• What to produce:
Where a line of the listing below includes the word "this", reproduce that line.

• Data for processing:
%%

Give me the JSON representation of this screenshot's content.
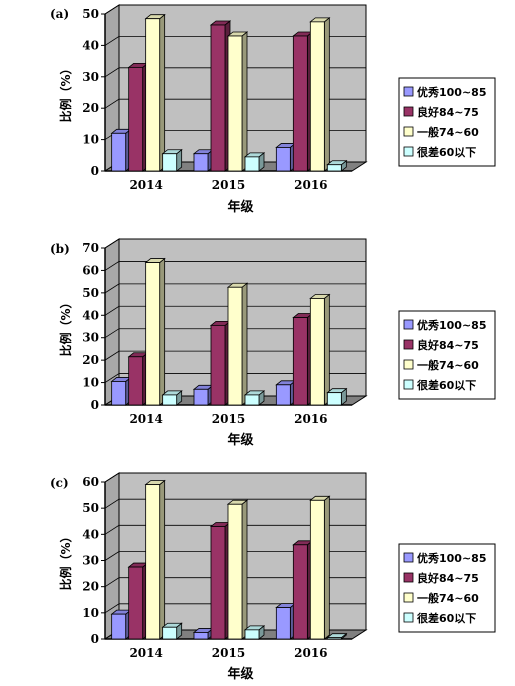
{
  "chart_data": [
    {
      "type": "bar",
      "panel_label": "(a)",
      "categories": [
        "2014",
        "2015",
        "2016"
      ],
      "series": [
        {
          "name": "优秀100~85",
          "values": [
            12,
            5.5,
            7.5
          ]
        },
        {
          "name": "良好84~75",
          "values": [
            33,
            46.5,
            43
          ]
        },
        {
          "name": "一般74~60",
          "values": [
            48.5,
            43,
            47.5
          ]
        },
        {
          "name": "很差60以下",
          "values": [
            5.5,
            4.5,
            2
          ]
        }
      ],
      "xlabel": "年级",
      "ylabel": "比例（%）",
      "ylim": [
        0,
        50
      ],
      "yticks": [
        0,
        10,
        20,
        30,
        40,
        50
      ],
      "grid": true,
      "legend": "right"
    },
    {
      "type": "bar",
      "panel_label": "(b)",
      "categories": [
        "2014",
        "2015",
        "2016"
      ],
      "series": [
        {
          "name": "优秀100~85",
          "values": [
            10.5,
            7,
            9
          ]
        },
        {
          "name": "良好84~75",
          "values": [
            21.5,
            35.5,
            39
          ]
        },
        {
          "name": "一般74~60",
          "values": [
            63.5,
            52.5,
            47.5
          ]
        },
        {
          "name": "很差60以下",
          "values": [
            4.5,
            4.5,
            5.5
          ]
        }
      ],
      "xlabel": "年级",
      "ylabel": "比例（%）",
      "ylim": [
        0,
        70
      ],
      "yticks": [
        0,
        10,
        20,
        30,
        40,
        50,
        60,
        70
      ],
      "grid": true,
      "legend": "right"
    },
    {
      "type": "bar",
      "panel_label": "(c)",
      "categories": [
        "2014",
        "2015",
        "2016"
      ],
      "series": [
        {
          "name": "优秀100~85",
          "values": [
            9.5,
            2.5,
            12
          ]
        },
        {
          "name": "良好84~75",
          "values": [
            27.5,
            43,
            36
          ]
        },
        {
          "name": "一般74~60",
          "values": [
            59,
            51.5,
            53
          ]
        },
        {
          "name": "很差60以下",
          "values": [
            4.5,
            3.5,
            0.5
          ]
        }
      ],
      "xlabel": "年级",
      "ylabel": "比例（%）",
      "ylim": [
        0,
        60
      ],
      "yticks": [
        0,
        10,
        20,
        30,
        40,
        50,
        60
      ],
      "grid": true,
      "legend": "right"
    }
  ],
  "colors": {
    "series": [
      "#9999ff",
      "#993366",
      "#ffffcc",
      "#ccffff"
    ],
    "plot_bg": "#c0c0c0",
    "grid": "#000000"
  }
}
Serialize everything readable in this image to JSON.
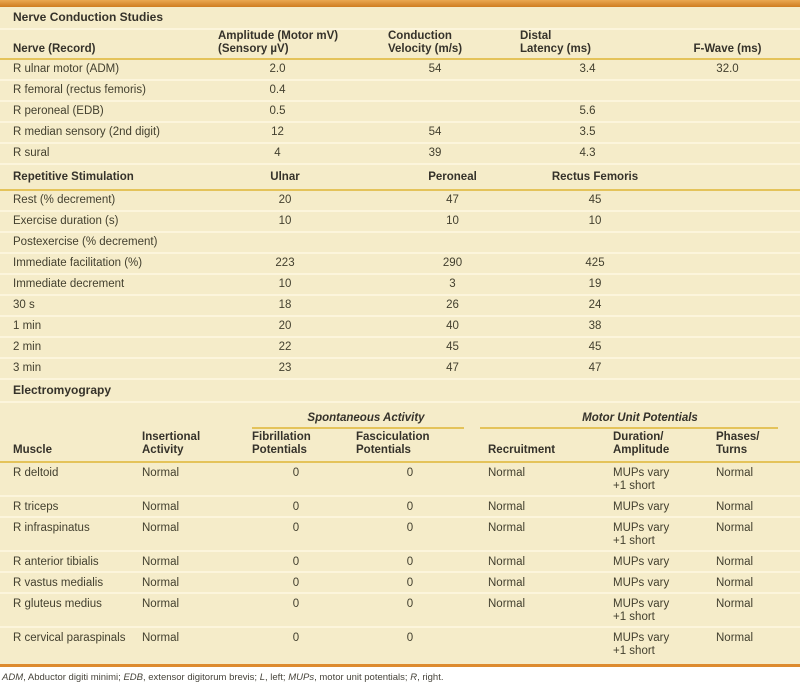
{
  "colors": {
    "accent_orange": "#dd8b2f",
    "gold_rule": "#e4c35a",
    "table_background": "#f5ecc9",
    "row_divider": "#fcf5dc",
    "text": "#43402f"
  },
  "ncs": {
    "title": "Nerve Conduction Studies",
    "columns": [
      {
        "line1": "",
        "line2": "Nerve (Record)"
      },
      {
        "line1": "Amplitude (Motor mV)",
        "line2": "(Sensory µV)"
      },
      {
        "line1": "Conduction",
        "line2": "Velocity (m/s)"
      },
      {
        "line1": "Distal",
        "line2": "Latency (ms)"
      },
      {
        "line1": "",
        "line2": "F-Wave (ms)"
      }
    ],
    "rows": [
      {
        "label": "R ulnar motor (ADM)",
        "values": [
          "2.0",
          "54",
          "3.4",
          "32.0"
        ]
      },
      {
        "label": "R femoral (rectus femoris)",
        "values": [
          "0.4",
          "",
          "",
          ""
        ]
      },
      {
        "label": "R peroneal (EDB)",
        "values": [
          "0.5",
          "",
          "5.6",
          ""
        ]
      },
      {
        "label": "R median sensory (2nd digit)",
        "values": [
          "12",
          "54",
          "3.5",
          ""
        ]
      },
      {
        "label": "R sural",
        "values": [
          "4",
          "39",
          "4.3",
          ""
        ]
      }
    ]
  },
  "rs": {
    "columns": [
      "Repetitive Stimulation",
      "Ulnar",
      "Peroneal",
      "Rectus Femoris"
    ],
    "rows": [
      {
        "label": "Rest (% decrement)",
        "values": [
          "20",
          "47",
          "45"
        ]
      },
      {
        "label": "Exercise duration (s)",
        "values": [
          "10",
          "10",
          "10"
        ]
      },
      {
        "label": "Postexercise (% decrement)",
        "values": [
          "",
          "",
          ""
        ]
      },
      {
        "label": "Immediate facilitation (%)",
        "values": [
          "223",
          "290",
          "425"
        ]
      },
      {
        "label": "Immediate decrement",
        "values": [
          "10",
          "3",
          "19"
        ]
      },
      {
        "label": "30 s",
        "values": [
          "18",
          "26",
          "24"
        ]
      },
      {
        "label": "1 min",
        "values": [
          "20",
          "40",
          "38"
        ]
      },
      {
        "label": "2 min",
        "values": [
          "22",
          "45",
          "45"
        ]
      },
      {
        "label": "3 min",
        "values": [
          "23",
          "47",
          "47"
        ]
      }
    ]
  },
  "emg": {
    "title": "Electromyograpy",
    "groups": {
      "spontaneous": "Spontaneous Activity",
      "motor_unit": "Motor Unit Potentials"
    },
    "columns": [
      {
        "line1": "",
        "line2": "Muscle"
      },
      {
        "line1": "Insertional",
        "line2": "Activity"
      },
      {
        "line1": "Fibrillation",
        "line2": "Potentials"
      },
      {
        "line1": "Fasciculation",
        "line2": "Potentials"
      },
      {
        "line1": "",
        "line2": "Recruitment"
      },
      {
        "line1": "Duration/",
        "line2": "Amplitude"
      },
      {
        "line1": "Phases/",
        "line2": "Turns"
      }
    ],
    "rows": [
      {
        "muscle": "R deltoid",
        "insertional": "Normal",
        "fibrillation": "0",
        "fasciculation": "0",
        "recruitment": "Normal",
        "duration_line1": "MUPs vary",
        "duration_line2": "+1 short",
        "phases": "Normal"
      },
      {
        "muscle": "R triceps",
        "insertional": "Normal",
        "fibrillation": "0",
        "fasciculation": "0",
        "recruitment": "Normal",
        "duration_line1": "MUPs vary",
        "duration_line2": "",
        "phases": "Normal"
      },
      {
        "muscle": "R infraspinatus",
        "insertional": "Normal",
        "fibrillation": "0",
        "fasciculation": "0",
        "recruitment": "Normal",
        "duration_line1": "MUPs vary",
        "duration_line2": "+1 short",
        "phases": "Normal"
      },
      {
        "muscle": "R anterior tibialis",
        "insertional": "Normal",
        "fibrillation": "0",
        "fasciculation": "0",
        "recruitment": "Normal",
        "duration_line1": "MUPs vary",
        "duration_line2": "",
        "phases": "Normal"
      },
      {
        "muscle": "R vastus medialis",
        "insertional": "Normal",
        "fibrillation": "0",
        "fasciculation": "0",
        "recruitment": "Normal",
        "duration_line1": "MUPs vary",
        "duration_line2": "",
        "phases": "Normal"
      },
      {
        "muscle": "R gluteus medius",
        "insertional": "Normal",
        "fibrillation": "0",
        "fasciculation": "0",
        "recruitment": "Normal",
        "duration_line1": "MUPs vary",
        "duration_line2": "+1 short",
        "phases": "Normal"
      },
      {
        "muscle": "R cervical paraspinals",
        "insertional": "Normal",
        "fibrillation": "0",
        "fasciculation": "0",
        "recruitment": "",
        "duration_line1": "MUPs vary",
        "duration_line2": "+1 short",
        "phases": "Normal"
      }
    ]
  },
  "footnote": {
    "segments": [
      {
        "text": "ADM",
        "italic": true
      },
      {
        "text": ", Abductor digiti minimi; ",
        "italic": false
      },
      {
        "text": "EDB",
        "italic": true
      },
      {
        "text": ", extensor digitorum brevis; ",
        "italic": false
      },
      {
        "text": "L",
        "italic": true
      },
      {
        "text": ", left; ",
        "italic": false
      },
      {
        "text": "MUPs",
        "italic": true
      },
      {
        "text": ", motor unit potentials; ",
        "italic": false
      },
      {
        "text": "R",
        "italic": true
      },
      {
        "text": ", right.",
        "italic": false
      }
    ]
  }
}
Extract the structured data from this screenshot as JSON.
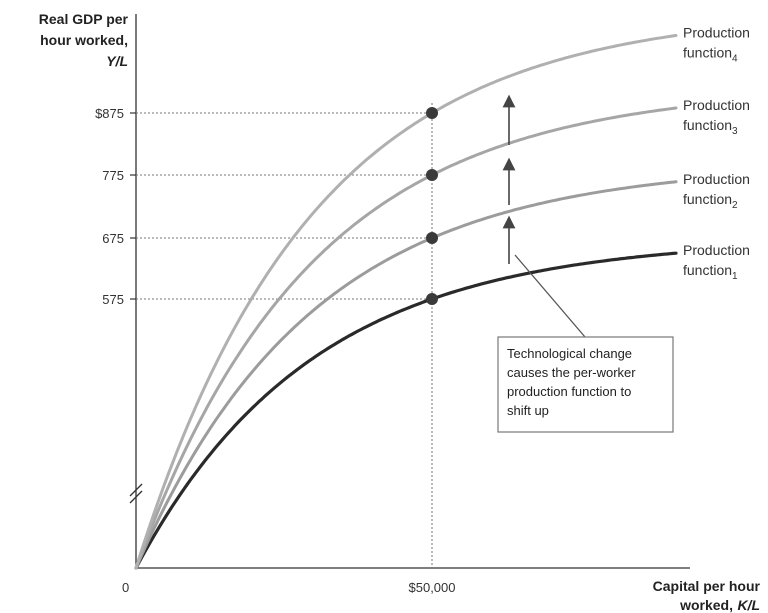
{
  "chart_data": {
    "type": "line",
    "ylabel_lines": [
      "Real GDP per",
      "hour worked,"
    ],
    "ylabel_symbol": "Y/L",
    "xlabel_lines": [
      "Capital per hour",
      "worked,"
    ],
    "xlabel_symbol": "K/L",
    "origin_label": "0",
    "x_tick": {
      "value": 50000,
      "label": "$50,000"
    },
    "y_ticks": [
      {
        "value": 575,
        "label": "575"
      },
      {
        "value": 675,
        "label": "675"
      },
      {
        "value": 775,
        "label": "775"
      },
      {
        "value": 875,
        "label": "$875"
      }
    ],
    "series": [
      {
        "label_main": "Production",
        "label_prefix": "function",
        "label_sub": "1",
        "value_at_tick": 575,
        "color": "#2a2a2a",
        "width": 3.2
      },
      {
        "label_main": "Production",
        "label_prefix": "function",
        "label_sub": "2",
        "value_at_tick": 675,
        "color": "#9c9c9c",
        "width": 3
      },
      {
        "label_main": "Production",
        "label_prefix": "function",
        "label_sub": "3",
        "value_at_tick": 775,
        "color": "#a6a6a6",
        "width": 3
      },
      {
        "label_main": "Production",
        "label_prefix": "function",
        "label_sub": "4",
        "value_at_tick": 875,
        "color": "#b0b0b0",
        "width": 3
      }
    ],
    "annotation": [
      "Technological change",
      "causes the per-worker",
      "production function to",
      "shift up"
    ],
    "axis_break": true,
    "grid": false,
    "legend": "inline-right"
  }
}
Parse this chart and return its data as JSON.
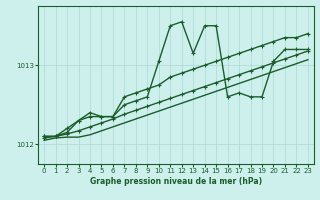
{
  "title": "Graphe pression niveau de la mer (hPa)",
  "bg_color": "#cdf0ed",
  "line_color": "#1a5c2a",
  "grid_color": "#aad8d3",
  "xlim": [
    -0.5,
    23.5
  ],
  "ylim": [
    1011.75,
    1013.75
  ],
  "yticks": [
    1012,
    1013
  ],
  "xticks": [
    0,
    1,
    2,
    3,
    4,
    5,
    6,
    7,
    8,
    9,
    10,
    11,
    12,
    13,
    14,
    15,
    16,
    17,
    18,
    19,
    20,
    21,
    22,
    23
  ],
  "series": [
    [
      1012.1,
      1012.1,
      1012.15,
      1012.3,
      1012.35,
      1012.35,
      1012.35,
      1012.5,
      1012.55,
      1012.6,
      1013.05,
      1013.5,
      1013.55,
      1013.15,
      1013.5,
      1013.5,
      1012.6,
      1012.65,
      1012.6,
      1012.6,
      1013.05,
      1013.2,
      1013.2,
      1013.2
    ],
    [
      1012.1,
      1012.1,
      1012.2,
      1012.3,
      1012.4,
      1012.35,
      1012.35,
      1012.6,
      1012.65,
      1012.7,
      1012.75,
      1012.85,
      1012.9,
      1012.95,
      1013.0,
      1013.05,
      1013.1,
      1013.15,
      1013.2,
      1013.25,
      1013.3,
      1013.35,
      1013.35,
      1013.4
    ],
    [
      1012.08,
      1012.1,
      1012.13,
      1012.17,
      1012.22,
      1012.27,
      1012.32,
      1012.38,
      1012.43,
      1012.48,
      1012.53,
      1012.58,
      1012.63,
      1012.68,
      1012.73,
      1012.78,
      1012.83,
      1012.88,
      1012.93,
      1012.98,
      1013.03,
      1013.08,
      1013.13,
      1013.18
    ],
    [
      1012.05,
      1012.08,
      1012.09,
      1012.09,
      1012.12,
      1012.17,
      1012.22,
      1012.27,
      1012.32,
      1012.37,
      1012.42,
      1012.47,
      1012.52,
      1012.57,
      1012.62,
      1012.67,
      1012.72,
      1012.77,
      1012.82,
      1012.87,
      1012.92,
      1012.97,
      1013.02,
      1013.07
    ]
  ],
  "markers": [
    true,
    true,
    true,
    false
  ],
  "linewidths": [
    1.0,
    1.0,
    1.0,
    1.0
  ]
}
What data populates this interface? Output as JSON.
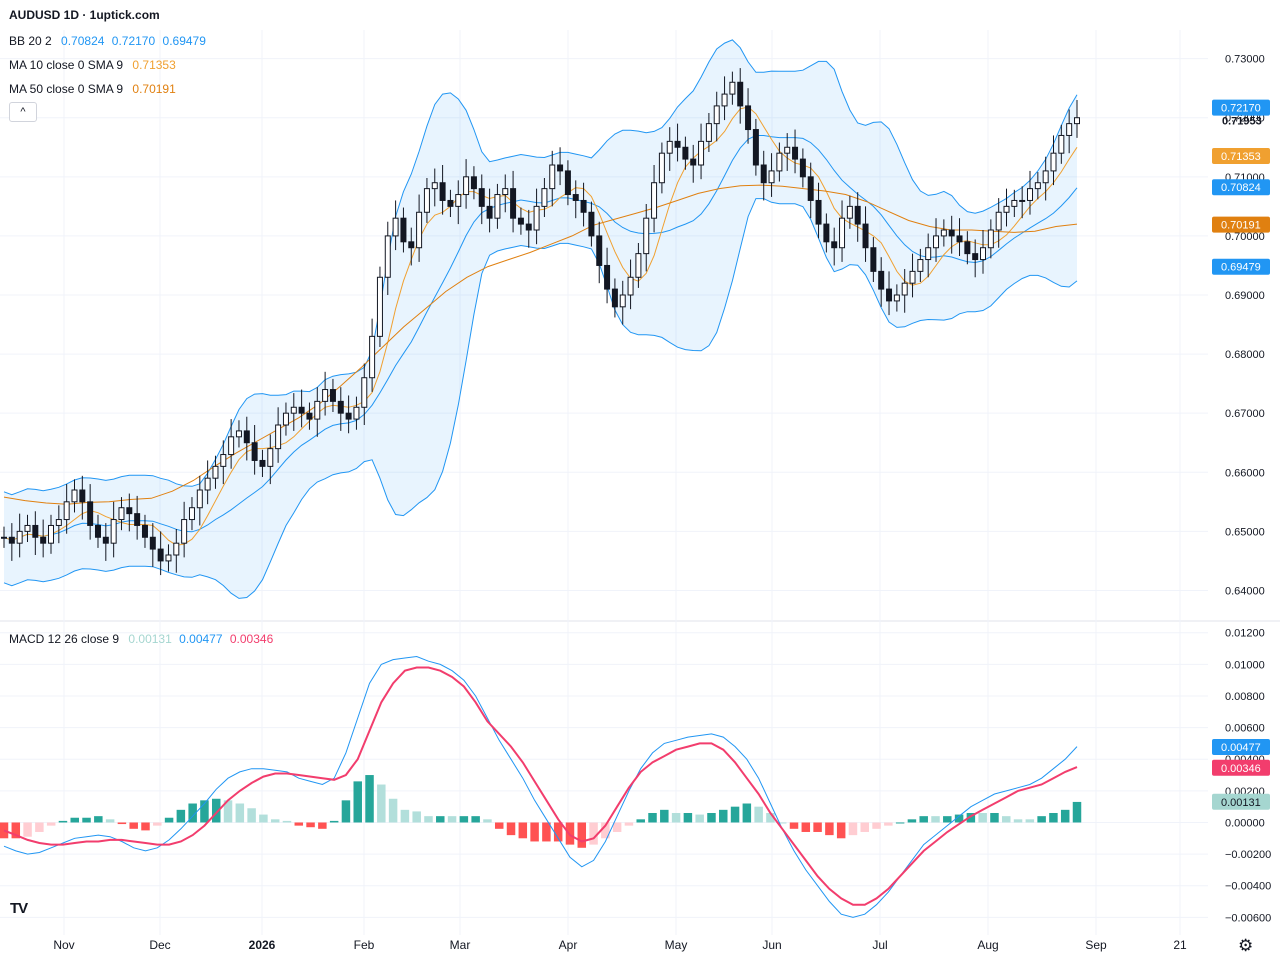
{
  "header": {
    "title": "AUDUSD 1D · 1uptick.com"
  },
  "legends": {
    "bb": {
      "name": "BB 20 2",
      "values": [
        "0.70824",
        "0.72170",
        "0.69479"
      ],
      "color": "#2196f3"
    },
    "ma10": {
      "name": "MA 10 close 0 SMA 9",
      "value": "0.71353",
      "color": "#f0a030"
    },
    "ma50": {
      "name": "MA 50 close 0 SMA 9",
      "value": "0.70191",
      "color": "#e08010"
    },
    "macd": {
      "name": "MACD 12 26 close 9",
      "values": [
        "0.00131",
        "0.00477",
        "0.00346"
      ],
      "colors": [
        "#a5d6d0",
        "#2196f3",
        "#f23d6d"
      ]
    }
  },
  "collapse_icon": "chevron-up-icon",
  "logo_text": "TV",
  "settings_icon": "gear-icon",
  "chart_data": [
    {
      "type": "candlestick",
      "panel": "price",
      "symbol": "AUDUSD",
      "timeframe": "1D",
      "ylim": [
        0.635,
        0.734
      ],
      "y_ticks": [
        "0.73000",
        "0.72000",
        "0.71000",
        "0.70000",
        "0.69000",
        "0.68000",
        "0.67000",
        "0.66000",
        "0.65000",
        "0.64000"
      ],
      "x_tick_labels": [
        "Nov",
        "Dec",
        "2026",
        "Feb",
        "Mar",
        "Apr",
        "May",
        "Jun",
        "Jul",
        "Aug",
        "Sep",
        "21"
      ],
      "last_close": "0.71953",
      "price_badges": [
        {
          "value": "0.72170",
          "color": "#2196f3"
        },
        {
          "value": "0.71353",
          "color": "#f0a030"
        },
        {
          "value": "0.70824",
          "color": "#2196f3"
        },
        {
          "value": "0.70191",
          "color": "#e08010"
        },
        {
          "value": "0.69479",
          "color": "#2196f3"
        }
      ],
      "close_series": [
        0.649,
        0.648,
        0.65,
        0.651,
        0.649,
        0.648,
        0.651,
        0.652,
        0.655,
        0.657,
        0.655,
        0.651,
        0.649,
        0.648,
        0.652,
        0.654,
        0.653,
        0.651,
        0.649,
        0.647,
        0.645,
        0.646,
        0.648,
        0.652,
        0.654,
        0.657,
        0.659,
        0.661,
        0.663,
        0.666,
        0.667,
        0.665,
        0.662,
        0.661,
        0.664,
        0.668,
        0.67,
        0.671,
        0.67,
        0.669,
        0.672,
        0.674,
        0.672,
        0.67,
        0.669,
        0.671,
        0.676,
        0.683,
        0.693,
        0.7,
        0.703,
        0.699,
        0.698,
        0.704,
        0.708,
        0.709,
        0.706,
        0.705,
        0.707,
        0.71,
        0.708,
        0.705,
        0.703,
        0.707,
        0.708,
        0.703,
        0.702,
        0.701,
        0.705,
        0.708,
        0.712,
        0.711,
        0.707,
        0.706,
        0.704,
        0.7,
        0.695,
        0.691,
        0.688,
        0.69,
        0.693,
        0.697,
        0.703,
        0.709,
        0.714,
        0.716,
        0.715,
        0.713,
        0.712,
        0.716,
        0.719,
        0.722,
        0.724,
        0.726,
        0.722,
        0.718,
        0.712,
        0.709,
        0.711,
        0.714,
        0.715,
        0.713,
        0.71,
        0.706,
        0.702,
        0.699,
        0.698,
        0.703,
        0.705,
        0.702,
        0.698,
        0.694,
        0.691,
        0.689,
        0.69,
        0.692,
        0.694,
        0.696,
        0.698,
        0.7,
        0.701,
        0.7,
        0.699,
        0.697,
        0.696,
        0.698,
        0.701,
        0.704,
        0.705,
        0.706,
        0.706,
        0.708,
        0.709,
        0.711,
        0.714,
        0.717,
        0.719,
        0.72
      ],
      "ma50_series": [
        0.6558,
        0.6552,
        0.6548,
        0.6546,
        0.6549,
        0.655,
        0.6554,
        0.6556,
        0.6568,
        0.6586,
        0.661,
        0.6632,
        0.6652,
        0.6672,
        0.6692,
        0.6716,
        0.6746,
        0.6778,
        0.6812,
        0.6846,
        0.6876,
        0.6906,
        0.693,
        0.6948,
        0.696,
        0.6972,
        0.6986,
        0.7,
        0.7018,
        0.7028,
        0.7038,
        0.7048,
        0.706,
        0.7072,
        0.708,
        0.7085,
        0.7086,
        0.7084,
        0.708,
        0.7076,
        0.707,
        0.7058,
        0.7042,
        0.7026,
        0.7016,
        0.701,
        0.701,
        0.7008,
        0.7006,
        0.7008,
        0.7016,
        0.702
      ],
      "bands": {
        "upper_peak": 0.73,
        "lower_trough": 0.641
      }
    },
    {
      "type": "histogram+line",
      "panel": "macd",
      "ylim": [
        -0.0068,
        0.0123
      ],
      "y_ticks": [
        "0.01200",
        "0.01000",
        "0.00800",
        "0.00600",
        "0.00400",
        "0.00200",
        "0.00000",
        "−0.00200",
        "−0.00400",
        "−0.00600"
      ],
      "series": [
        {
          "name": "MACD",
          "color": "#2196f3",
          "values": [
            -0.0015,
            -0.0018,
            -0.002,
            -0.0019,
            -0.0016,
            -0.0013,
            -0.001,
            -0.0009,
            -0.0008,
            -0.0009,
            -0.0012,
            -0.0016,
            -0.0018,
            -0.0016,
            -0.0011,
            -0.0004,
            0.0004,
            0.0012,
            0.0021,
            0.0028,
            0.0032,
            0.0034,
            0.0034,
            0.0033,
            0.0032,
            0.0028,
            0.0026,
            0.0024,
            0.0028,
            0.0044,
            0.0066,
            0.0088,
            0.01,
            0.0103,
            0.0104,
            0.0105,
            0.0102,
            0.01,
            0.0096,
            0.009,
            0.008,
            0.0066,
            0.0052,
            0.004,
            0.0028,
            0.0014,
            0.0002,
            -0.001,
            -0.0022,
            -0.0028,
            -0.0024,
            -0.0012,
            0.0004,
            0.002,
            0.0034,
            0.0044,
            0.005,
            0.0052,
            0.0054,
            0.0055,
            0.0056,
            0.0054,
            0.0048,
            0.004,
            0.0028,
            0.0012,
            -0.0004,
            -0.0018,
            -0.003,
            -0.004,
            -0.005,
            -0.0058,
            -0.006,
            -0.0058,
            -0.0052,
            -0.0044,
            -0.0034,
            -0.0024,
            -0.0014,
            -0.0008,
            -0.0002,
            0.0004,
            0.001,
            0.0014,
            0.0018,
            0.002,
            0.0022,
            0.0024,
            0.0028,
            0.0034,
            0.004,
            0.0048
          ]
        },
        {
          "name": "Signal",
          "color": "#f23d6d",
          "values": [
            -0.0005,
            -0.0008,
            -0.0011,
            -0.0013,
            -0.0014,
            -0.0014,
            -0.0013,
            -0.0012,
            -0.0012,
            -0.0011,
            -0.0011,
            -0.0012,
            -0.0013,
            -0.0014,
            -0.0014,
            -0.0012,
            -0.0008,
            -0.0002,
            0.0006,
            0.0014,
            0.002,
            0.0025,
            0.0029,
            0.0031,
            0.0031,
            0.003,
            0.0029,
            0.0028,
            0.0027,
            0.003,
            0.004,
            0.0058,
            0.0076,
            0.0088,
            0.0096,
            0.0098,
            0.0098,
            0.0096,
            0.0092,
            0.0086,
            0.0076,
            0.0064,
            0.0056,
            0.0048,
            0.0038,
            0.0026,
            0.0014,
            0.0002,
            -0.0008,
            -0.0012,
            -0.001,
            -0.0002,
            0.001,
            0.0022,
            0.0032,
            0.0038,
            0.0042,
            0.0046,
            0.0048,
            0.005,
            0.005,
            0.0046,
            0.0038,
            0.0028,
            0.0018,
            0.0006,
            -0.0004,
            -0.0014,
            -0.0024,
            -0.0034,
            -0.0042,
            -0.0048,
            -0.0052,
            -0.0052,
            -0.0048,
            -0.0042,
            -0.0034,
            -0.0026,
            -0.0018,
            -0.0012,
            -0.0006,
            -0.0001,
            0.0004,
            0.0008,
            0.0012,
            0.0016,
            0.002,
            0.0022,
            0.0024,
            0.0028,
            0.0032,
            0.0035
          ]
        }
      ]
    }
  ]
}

%%

• Solution below:
Give me the JSON representation of this screenshot's content.
Serialize everything readable in this image to JSON.
Extract the structured data from this screenshot as JSON.
Parse this chart and return its data as JSON.
What data populates this interface? Output as JSON.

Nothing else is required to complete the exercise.